■ STATED GOAL:
For each line below that contains the string "детьми", copy that line.

========

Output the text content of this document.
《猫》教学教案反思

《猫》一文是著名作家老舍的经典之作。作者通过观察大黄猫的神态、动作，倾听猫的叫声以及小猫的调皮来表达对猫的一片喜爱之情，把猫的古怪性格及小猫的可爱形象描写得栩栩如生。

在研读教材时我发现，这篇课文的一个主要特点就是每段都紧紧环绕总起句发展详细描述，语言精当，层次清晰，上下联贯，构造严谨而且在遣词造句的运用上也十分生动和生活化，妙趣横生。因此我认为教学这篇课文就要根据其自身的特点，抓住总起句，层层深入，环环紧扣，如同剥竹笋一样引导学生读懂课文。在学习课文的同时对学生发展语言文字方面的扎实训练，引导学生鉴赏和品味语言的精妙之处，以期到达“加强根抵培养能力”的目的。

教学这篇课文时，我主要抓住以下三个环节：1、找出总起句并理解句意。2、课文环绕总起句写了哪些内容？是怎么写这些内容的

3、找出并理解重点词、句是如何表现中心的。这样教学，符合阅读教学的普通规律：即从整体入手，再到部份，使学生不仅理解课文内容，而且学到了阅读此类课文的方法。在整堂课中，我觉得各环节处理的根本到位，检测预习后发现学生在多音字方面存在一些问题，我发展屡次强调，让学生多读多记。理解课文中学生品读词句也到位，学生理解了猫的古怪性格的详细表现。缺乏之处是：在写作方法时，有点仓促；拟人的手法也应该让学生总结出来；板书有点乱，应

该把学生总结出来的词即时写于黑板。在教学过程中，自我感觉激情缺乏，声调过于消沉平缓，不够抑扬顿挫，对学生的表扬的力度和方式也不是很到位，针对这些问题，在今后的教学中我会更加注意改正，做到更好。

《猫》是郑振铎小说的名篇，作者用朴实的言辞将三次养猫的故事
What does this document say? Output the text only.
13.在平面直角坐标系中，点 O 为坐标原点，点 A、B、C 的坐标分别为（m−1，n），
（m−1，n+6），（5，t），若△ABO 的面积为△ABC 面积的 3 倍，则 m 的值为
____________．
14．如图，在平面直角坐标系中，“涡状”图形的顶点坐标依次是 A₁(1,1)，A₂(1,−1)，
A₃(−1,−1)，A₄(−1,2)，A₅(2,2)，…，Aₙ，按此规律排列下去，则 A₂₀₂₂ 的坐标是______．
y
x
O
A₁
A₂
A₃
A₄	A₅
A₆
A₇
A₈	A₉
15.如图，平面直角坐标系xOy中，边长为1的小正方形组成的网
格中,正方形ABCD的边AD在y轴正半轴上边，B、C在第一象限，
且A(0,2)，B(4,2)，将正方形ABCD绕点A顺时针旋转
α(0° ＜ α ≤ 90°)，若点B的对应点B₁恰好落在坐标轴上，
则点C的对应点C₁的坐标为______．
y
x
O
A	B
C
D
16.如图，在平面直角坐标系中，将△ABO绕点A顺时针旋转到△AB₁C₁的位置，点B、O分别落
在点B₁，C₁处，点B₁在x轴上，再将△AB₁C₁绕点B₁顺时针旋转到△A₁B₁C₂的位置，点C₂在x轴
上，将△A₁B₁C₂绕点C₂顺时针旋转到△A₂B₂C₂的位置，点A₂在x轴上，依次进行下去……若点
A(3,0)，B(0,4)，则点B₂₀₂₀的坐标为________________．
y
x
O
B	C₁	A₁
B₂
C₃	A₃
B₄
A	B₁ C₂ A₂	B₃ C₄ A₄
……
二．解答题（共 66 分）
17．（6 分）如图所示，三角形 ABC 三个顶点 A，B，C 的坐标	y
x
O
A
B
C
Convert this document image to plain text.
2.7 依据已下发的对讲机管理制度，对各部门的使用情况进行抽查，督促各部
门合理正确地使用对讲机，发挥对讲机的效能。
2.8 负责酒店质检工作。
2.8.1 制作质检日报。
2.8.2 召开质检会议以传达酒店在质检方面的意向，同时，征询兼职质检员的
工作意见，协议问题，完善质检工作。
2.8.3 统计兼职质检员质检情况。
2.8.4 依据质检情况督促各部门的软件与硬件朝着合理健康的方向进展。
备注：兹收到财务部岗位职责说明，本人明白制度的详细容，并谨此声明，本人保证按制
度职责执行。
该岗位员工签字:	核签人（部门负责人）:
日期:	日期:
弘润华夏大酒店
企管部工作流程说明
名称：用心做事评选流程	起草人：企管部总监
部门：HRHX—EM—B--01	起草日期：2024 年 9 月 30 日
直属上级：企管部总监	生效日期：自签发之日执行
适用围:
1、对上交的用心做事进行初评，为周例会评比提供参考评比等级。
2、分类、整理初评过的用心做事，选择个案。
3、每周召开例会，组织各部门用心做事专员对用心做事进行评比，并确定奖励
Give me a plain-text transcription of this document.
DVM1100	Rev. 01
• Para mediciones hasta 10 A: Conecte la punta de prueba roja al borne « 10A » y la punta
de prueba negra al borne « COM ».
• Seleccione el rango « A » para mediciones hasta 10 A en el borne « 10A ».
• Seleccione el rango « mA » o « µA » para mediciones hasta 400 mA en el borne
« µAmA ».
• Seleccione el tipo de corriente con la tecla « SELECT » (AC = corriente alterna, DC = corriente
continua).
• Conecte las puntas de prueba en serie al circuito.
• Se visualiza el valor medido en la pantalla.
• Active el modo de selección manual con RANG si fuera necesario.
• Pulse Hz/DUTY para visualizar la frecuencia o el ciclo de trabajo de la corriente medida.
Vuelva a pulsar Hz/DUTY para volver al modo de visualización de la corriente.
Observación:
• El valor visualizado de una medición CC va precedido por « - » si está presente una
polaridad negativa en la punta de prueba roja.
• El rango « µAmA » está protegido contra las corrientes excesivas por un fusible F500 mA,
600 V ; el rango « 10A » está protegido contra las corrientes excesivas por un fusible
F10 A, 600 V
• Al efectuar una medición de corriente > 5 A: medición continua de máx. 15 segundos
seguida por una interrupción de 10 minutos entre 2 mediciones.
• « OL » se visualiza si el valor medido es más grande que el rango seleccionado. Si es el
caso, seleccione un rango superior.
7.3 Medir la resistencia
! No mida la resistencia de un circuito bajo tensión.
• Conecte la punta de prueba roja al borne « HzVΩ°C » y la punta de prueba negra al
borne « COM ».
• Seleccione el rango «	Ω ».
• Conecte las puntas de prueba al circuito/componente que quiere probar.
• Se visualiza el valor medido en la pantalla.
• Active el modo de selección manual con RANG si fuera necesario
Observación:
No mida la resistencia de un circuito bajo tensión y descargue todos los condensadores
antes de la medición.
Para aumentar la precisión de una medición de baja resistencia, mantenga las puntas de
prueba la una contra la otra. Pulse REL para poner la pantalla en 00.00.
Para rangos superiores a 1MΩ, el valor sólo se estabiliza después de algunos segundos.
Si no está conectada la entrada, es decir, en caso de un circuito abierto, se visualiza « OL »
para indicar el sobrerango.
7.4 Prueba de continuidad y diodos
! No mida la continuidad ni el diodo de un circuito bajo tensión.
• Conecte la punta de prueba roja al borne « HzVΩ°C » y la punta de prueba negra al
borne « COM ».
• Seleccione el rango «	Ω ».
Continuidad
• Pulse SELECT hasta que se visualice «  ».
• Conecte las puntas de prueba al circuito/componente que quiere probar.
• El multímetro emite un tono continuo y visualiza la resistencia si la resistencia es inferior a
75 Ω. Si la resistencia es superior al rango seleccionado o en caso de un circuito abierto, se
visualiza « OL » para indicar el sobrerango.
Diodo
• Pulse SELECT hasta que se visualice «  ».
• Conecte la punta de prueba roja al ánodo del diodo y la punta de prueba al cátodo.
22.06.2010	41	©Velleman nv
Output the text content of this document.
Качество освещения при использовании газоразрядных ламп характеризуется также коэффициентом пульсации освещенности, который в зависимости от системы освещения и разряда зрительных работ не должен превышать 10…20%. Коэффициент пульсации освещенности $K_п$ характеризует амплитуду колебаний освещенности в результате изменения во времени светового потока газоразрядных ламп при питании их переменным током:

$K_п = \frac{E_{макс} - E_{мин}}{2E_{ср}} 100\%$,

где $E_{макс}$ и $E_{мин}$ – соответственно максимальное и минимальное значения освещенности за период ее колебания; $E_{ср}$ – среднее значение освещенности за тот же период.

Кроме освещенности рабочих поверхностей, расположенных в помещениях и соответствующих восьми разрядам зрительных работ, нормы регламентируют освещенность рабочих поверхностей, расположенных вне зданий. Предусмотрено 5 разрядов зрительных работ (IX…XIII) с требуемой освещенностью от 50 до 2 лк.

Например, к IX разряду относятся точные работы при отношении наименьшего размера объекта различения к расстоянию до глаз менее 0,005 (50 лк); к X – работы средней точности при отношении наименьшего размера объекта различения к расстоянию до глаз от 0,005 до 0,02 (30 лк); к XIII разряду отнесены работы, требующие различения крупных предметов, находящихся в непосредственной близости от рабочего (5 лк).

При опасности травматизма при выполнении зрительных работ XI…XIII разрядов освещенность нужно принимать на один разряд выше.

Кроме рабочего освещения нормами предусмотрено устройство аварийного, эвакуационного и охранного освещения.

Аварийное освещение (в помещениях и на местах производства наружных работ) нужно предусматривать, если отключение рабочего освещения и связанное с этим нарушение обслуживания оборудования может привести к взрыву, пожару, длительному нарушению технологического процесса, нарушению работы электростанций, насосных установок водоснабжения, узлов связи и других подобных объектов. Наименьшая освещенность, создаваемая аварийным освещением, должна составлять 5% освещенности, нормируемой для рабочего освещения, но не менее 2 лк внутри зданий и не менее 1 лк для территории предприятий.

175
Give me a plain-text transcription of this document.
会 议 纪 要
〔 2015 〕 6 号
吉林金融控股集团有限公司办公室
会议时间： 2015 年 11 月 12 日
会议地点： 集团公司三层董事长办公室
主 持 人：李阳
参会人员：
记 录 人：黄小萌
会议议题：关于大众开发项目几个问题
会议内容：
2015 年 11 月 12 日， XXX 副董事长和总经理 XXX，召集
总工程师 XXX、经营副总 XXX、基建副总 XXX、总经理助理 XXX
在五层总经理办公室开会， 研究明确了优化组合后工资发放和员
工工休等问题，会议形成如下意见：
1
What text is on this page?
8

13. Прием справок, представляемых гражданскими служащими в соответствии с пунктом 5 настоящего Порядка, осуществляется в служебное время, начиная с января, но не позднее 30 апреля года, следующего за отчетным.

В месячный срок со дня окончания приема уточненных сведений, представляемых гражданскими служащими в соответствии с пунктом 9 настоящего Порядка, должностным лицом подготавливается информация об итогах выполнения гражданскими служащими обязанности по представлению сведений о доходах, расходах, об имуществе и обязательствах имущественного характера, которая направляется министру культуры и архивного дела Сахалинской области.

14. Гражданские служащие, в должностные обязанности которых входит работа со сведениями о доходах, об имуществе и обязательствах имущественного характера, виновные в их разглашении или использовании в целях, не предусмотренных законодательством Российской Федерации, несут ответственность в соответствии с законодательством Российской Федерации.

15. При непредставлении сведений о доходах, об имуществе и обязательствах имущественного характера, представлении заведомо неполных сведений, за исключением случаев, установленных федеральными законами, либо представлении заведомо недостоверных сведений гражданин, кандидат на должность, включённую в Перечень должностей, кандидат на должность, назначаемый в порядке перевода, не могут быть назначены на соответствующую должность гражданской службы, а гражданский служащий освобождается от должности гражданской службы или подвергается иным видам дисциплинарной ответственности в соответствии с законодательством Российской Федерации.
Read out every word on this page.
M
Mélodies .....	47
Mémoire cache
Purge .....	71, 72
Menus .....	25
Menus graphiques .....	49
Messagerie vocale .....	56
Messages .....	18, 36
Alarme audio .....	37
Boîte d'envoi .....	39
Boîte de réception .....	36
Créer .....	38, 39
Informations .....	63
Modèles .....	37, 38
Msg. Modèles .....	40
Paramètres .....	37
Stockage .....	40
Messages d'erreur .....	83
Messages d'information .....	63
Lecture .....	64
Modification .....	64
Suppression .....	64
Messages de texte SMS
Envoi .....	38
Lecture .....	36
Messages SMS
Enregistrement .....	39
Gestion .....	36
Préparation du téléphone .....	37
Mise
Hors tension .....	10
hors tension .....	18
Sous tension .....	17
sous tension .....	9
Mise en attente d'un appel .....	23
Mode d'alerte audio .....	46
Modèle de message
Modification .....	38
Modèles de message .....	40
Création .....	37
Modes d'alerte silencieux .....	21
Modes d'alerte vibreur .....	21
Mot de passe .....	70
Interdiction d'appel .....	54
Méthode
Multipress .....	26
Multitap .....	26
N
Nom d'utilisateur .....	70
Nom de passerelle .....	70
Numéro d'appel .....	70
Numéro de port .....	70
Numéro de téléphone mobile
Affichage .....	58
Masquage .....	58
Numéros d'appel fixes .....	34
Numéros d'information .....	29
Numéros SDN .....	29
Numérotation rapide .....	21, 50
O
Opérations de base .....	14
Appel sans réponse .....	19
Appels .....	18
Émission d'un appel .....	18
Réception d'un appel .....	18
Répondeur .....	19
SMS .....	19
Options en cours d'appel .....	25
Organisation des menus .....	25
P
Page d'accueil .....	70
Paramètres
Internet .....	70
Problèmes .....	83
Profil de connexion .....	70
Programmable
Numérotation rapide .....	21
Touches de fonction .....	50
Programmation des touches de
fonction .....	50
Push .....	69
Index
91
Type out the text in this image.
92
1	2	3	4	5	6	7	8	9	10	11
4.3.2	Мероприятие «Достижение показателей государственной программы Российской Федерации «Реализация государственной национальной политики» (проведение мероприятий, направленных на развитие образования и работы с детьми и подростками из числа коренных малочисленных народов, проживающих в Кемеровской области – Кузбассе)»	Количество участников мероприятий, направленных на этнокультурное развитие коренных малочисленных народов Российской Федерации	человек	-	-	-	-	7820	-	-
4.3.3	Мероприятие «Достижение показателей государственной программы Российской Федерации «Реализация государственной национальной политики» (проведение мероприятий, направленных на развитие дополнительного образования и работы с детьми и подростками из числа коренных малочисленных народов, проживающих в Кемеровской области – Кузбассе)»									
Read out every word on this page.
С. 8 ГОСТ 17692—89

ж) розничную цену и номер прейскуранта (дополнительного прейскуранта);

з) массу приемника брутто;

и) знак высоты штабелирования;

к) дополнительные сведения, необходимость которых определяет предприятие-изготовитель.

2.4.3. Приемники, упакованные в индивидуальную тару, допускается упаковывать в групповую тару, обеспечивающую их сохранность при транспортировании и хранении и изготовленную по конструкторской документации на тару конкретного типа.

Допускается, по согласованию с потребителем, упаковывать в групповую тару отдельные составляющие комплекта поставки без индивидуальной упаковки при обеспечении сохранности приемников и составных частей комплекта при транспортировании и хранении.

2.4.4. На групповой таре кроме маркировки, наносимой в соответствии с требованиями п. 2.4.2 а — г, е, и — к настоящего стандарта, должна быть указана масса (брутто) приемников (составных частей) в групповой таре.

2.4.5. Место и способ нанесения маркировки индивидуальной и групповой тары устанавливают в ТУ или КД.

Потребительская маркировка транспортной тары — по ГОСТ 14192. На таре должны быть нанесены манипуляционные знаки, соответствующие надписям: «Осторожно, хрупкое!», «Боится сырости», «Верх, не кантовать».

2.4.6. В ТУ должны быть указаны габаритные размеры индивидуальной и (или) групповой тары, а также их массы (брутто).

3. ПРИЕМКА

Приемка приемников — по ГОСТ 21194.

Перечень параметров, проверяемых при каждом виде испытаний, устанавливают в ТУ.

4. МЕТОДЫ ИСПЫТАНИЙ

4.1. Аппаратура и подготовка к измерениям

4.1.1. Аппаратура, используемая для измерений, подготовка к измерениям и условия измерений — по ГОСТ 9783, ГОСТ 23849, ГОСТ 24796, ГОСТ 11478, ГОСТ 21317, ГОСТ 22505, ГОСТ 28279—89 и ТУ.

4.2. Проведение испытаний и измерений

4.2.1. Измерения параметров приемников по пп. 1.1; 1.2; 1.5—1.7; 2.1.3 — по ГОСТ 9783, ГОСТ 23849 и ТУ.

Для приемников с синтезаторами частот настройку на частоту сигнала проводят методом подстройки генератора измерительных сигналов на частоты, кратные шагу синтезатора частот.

========

■ FULL OUTPUT:
4.3.2	Мероприятие «Достижение показателей государственной программы Российской Федерации «Реализация государственной национальной политики» (проведение мероприятий, направленных на развитие образования и работы с детьми и подростками из числа коренных малочисленных народов, проживающих в Кемеровской области – Кузбассе)»	Количество участников мероприятий, направленных на этнокультурное развитие коренных малочисленных народов Российской Федерации	человек	-	-	-	-	7820	-	-
4.3.3	Мероприятие «Достижение показателей государственной программы Российской Федерации «Реализация государственной национальной политики» (проведение мероприятий, направленных на развитие дополнительного образования и работы с детьми и подростками из числа коренных малочисленных народов, проживающих в Кемеровской области – Кузбассе)»									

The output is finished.